Task prompt » Identify each line holding the string "Find" and copy it.

Collection entries
########################################
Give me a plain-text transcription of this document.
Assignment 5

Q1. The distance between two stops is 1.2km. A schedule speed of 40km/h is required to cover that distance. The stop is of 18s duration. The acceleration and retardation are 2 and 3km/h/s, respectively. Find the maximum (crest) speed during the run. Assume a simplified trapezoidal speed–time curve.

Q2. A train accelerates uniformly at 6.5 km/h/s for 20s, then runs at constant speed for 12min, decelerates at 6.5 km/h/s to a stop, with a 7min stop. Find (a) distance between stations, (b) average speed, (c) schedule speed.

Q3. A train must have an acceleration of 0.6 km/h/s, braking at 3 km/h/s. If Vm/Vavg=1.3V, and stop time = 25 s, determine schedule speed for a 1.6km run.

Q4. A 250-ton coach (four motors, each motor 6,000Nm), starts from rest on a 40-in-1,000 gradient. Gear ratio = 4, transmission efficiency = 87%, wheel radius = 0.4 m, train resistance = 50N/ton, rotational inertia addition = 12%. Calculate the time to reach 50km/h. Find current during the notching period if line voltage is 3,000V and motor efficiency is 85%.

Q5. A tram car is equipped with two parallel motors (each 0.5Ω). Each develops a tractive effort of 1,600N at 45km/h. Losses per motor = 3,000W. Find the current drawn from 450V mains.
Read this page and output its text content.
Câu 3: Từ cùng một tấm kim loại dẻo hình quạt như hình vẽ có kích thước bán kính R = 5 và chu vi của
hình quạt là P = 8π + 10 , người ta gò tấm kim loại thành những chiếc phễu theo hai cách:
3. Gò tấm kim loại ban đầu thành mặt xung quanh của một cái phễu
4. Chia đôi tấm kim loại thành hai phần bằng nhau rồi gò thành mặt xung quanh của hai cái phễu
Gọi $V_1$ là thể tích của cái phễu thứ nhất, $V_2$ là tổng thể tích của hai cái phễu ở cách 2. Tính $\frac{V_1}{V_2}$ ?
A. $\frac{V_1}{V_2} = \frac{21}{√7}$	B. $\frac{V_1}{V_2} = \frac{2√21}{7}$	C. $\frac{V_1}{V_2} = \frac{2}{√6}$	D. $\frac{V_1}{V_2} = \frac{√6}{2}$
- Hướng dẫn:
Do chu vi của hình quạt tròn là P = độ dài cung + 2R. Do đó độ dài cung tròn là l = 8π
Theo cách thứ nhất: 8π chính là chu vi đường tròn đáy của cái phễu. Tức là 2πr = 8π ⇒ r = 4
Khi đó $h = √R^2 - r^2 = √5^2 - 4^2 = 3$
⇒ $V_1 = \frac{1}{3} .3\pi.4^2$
########################################
Task answer »
Q1. The distance between two stops is 1.2km. A schedule speed of 40km/h is required to cover that distance. The stop is of 18s duration. The acceleration and retardation are 2 and 3km/h/s, respectively. Find the maximum (crest) speed during the run. Assume a simplified trapezoidal speed–time curve.
Q2. A train accelerates uniformly at 6.5 km/h/s for 20s, then runs at constant speed for 12min, decelerates at 6.5 km/h/s to a stop, with a 7min stop. Find (a) distance between stations, (b) average speed, (c) schedule speed.
Q4. A 250-ton coach (four motors, each motor 6,000Nm), starts from rest on a 40-in-1,000 gradient. Gear ratio = 4, transmission efficiency = 87%, wheel radius = 0.4 m, train resistance = 50N/ton, rotational inertia addition = 12%. Calculate the time to reach 50km/h. Find current during the notching period if line voltage is 3,000V and motor efficiency is 85%.
Q5. A tram car is equipped with two parallel motors (each 0.5Ω). Each develops a tractive effort of 1,600N at 45km/h. Losses per motor = 3,000W. Find the current drawn from 450V mains.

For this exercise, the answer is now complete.